WRITTEN INSTRUCTION:
In the listing below, find every line with the string "name" and pull it out.

RECORDS FOR THE EXERCISE:

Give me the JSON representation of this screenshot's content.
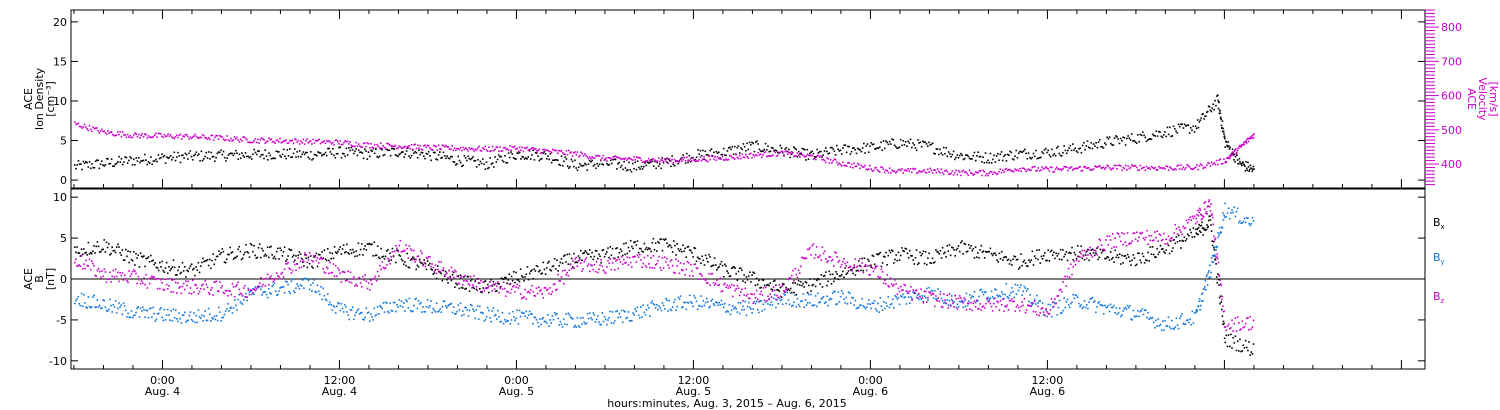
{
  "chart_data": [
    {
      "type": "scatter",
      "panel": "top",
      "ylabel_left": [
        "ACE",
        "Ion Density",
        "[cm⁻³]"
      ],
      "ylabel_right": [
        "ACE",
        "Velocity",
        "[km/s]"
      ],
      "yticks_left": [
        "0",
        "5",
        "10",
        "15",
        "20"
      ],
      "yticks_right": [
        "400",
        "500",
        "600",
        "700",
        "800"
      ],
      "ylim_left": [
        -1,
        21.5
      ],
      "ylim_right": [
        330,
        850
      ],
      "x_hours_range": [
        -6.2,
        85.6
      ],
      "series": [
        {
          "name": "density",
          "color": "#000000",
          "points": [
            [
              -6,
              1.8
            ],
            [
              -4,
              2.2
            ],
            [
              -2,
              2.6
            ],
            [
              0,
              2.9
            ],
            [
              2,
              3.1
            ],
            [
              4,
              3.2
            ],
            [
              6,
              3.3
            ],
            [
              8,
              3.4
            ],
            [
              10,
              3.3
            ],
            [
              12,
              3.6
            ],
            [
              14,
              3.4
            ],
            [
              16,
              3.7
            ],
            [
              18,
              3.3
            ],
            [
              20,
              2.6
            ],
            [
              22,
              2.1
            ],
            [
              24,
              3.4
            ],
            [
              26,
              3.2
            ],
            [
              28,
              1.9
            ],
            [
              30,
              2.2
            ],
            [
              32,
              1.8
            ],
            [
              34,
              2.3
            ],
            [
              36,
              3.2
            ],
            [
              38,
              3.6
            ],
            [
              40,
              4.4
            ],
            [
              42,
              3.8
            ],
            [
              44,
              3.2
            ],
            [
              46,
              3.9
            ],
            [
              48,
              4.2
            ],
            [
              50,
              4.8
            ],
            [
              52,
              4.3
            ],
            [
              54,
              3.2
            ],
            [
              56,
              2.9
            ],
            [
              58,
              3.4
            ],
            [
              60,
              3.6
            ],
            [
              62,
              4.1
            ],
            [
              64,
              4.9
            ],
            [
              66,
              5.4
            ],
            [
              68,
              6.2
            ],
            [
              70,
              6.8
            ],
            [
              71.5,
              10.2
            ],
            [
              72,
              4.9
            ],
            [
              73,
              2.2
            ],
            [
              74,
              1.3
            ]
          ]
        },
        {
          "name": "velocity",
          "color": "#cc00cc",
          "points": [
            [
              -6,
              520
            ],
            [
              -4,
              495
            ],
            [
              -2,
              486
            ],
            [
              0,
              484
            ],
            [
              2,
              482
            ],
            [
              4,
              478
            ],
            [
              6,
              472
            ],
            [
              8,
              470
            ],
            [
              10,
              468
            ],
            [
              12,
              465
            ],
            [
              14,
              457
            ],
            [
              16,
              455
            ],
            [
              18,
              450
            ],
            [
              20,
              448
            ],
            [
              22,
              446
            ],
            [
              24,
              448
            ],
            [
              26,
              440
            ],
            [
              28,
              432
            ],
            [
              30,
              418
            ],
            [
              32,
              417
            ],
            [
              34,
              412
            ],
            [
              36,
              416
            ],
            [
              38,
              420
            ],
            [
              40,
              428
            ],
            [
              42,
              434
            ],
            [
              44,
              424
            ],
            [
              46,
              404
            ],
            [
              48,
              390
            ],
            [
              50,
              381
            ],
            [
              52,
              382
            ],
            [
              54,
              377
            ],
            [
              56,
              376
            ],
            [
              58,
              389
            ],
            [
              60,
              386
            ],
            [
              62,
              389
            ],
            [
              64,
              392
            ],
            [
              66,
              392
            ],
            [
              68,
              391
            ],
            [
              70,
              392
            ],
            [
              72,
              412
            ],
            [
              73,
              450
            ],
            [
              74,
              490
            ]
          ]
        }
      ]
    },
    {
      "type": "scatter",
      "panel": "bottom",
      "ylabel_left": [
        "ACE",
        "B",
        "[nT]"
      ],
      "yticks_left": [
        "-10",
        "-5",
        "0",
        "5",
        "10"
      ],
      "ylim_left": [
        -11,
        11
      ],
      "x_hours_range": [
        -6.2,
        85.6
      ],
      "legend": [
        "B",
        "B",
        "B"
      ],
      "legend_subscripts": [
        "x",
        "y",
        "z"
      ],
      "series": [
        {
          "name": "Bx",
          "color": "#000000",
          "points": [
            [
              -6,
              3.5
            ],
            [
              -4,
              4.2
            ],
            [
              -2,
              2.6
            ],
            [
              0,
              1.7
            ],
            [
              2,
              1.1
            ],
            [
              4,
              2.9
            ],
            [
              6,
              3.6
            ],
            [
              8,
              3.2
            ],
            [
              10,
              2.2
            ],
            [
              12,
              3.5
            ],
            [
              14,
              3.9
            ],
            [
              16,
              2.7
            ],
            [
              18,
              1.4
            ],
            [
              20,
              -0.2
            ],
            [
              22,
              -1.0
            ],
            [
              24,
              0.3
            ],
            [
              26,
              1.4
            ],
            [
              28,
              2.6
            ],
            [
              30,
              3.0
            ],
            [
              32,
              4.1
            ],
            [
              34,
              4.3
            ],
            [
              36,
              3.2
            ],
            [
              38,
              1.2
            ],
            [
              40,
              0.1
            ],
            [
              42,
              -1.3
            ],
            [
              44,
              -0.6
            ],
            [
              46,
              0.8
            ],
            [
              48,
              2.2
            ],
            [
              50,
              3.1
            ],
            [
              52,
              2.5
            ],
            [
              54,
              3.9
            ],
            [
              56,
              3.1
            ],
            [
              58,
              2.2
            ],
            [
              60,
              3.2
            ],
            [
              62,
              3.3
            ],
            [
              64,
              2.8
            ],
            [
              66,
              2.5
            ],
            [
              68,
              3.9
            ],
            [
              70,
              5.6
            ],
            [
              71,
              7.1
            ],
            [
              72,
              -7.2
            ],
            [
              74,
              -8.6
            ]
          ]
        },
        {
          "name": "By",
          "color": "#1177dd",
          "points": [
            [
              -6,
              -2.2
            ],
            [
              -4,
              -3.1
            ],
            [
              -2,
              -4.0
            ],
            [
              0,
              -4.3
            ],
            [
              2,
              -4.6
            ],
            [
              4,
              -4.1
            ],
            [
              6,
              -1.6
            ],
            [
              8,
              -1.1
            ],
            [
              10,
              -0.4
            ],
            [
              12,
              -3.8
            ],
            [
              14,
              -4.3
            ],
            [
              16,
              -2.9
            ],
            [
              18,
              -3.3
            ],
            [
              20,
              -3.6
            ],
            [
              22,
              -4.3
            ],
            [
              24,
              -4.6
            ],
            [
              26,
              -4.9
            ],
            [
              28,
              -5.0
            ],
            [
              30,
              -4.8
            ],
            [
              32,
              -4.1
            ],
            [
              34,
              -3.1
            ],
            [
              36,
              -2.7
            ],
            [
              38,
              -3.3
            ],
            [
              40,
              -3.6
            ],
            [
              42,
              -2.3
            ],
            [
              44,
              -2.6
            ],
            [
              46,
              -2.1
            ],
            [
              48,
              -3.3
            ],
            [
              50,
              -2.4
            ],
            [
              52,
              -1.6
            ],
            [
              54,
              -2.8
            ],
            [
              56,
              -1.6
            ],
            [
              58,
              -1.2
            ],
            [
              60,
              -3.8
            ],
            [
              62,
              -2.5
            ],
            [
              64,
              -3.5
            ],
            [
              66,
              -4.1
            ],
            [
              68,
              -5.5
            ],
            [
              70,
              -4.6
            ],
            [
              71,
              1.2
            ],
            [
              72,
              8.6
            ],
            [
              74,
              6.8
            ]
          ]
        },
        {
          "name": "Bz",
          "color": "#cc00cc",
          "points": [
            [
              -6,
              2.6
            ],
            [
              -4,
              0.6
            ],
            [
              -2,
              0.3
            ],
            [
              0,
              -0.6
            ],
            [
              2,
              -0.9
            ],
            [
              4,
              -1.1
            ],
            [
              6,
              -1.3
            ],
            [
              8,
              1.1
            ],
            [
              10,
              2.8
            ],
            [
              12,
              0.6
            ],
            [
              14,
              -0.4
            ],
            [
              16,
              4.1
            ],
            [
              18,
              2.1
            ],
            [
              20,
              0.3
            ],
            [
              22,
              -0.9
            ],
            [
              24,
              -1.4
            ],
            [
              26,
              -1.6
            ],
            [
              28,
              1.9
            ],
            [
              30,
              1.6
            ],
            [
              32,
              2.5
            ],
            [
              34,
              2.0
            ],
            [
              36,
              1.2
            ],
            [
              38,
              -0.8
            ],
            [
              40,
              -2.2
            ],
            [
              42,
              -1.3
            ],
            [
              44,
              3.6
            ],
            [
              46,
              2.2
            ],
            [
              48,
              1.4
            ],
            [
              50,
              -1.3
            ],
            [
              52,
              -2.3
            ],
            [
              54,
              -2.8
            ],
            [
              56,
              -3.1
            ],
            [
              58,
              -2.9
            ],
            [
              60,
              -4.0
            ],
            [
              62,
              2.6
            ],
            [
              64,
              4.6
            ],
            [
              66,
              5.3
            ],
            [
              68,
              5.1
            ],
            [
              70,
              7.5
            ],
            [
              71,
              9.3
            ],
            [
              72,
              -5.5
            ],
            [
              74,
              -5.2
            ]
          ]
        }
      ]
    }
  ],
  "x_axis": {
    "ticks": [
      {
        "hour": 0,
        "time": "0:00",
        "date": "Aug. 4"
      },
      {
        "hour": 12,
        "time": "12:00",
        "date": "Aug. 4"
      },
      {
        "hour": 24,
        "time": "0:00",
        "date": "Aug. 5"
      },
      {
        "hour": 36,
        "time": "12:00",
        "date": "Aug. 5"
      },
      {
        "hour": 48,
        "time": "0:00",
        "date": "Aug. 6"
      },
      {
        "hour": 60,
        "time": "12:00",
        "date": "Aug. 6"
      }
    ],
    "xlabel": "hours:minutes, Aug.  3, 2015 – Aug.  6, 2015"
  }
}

SOLUTION FOR THIS EXERCISE:
          "name": "density",
          "name": "velocity",
          "name": "Bx",
          "name": "By",
          "name": "Bz",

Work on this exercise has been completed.